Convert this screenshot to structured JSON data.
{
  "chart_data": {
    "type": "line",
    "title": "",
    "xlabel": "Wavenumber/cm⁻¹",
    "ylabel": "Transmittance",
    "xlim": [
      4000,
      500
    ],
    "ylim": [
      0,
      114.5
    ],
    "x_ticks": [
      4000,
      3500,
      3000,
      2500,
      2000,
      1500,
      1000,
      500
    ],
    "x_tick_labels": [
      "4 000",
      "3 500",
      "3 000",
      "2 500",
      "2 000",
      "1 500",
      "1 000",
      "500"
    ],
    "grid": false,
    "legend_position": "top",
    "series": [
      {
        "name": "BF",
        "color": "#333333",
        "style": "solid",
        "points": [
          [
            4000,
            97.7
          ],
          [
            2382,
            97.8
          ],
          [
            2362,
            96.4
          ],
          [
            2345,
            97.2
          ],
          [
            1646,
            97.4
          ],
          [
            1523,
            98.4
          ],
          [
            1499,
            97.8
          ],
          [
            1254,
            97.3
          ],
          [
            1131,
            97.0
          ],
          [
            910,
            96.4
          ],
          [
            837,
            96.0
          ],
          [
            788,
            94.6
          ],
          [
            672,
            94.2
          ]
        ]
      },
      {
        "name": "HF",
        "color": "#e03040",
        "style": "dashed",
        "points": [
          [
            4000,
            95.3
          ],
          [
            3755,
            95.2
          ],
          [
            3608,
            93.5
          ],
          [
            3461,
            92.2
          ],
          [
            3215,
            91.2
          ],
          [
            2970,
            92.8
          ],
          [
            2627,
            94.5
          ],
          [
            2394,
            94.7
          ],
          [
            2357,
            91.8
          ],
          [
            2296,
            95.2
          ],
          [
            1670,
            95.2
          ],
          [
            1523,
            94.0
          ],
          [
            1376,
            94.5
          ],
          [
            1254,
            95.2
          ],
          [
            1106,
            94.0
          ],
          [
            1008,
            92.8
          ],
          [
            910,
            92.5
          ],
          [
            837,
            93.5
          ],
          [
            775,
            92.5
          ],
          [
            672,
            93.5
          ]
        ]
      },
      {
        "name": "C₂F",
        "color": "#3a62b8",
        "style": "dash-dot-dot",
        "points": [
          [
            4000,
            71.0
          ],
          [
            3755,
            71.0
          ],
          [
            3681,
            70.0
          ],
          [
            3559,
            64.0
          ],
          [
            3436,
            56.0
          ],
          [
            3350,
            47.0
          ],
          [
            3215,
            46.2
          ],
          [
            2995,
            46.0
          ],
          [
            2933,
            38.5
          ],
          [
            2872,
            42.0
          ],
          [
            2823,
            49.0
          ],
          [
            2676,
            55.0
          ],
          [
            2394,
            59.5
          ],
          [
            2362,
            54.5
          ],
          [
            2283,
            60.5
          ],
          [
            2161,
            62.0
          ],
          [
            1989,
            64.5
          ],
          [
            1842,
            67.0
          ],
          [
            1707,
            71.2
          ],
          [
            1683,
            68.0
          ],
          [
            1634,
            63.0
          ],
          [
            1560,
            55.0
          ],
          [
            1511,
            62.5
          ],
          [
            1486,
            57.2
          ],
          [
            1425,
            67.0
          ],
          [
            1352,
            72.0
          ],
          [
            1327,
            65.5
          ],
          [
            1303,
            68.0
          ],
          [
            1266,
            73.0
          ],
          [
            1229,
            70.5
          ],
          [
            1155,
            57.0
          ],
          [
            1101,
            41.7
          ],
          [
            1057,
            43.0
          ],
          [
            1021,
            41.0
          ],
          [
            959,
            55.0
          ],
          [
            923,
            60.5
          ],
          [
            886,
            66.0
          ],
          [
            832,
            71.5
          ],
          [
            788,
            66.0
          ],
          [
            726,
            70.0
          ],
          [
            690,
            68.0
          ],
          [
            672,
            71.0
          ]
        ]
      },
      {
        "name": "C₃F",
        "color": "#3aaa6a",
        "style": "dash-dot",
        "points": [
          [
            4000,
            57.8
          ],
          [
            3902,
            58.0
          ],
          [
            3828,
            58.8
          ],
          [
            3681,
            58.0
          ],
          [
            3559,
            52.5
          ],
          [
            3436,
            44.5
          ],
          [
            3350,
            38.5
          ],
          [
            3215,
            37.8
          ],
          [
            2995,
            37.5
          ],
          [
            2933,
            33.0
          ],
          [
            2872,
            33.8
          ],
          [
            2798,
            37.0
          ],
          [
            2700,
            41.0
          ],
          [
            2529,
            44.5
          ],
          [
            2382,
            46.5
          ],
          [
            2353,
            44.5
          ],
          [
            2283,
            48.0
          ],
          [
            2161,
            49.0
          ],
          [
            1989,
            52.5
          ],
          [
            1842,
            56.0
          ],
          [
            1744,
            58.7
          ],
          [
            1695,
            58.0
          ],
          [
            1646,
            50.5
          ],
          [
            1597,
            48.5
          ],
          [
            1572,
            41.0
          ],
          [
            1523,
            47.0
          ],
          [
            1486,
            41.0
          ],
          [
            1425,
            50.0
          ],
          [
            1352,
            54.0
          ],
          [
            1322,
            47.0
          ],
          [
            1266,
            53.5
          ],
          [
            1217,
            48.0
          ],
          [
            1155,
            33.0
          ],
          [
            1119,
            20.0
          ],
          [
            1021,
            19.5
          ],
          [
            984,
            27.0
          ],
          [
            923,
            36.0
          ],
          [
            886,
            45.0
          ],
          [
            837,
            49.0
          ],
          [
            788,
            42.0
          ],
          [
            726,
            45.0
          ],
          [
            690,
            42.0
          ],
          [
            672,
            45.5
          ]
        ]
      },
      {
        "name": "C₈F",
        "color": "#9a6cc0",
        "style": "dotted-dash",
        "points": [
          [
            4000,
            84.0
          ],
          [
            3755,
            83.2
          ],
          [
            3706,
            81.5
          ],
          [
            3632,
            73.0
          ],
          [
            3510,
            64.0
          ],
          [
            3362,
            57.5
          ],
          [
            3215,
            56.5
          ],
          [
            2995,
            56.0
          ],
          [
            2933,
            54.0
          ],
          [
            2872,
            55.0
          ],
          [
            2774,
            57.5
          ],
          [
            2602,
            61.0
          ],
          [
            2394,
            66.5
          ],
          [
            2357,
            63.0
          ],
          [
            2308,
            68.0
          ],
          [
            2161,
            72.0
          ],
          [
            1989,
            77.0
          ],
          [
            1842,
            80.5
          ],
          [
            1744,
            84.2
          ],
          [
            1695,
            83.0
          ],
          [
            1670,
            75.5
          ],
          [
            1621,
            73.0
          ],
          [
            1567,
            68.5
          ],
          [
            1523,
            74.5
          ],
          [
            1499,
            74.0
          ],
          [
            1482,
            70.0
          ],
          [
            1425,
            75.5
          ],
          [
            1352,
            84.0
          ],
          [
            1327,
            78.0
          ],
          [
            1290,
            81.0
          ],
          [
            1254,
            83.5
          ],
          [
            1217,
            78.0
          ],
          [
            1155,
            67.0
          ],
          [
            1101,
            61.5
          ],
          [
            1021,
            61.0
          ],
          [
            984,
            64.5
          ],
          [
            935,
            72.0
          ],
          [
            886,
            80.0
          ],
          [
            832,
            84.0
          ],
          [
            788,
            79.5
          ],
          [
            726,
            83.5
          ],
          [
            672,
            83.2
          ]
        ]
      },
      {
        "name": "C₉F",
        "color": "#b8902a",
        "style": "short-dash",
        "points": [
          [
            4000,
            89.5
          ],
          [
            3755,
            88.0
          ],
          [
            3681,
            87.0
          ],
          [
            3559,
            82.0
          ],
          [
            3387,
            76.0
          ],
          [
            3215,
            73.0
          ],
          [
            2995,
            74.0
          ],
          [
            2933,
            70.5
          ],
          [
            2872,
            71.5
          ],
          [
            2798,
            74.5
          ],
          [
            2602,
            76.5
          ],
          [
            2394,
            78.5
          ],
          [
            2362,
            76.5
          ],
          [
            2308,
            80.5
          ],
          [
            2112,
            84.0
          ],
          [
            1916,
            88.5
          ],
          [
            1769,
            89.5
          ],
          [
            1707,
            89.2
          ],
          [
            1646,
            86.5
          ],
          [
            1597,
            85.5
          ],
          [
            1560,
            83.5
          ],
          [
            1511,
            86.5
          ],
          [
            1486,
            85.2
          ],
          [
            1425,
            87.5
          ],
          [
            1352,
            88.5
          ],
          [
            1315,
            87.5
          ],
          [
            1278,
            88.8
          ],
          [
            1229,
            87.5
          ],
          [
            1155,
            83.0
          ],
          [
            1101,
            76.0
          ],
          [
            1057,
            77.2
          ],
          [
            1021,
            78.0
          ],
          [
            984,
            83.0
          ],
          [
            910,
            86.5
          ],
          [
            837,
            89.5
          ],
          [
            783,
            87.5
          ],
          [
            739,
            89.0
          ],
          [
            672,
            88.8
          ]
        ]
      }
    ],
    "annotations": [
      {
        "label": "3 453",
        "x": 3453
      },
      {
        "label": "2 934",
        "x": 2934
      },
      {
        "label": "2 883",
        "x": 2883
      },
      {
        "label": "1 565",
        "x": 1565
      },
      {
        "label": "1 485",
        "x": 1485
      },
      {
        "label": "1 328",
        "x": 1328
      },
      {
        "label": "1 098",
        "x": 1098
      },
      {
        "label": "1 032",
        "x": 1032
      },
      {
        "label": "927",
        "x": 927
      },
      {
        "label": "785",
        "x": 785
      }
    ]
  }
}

——————

• [Exercise aim]: Whenever "style" turns up in a line, pick that line out.

• [Completed exercise]:
        "style": "solid",
        "style": "dashed",
        "style": "dash-dot-dot",
        "style": "dash-dot",
        "style": "dotted-dash",
        "style": "short-dash",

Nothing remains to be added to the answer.